What you need to do:
Skip the pictures and repeat each line of the data exactly.

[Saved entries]

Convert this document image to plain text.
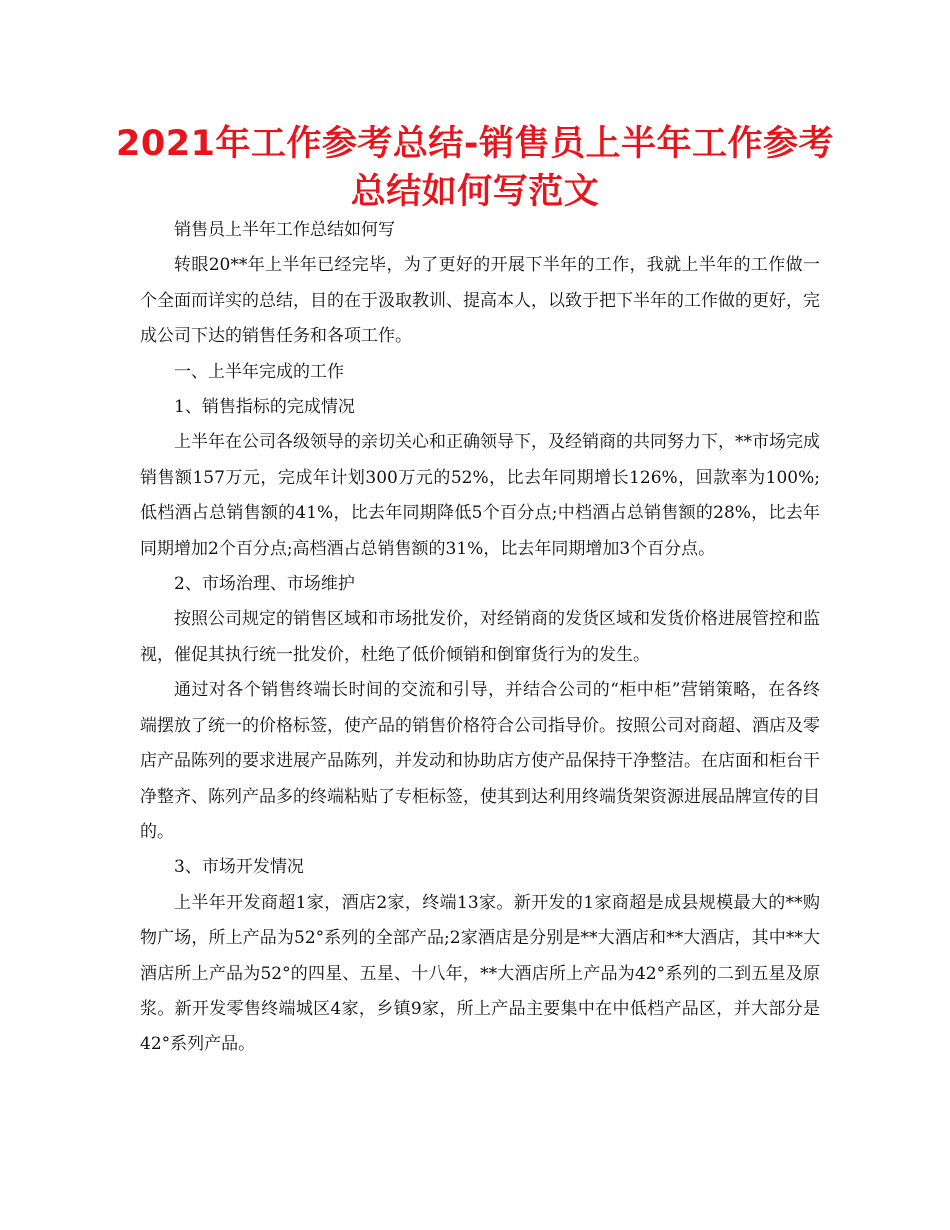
2021年工作参考总结-销售员上半年工作参考总结如何写范文

销售员上半年工作总结如何写

转眼20**年上半年已经完毕，为了更好的开展下半年的工作，我就上半年的工作做一个全面而详实的总结，目的在于汲取教训、提高本人，以致于把下半年的工作做的更好，完成公司下达的销售任务和各项工作。

一、上半年完成的工作

1、销售指标的完成情况

上半年在公司各级领导的亲切关心和正确领导下，及经销商的共同努力下，**市场完成销售额157万元，完成年计划300万元的52%，比去年同期增长126%，回款率为100%;低档酒占总销售额的41%，比去年同期降低5个百分点;中档酒占总销售额的28%，比去年同期增加2个百分点;高档酒占总销售额的31%，比去年同期增加3个百分点。

2、市场治理、市场维护

按照公司规定的销售区域和市场批发价，对经销商的发货区域和发货价格进展管控和监视，催促其执行统一批发价，杜绝了低价倾销和倒窜货行为的发生。

通过对各个销售终端长时间的交流和引导，并结合公司的“柜中柜”营销策略，在各终端摆放了统一的价格标签，使产品的销售价格符合公司指导价。按照公司对商超、酒店及零店产品陈列的要求进展产品陈列，并发动和协助店方使产品保持干净整洁。在店面和柜台干净整齐、陈列产品多的终端粘贴了专柜标签，使其到达利用终端货架资源进展品牌宣传的目的。

3、市场开发情况

上半年开发商超1家，酒店2家，终端13家。新开发的1家商超是成县规模最大的**购物广场，所上产品为52°系列的全部产品;2家酒店是分别是**大酒店和**大酒店，其中**大酒店所上产品为52°的四星、五星、十八年，**大酒店所上产品为42°系列的二到五星及原浆。新开发零售终端城区4家，乡镇9家，所上产品主要集中在中低档产品区，并大部分是42°系列产品。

Exercise solution:
Convert this document image to plain text.
2021年工作参考总结-销售员上半年工作参考总结如何写范文

销售员上半年工作总结如何写

转眼20**年上半年已经完毕，为了更好的开展下半年的工作，我就上半年的工作做一个全面而详实的总结，目的在于汲取教训、提高本人，以致于把下半年的工作做的更好，完成公司下达的销售任务和各项工作。

一、上半年完成的工作

1、销售指标的完成情况

上半年在公司各级领导的亲切关心和正确领导下，及经销商的共同努力下，**市场完成销售额157万元，完成年计划300万元的52%，比去年同期增长126%，回款率为100%;低档酒占总销售额的41%，比去年同期降低5个百分点;中档酒占总销售额的28%，比去年同期增加2个百分点;高档酒占总销售额的31%，比去年同期增加3个百分点。

2、市场治理、市场维护

按照公司规定的销售区域和市场批发价，对经销商的发货区域和发货价格进展管控和监视，催促其执行统一批发价，杜绝了低价倾销和倒窜货行为的发生。

通过对各个销售终端长时间的交流和引导，并结合公司的“柜中柜”营销策略，在各终端摆放了统一的价格标签，使产品的销售价格符合公司指导价。按照公司对商超、酒店及零店产品陈列的要求进展产品陈列，并发动和协助店方使产品保持干净整洁。在店面和柜台干净整齐、陈列产品多的终端粘贴了专柜标签，使其到达利用终端货架资源进展品牌宣传的目的。

3、市场开发情况

上半年开发商超1家，酒店2家，终端13家。新开发的1家商超是成县规模最大的**购物广场，所上产品为52°系列的全部产品;2家酒店是分别是**大酒店和**大酒店，其中**大酒店所上产品为52°的四星、五星、十八年，**大酒店所上产品为42°系列的二到五星及原浆。新开发零售终端城区4家，乡镇9家，所上产品主要集中在中低档产品区，并大部分是42°系列产品。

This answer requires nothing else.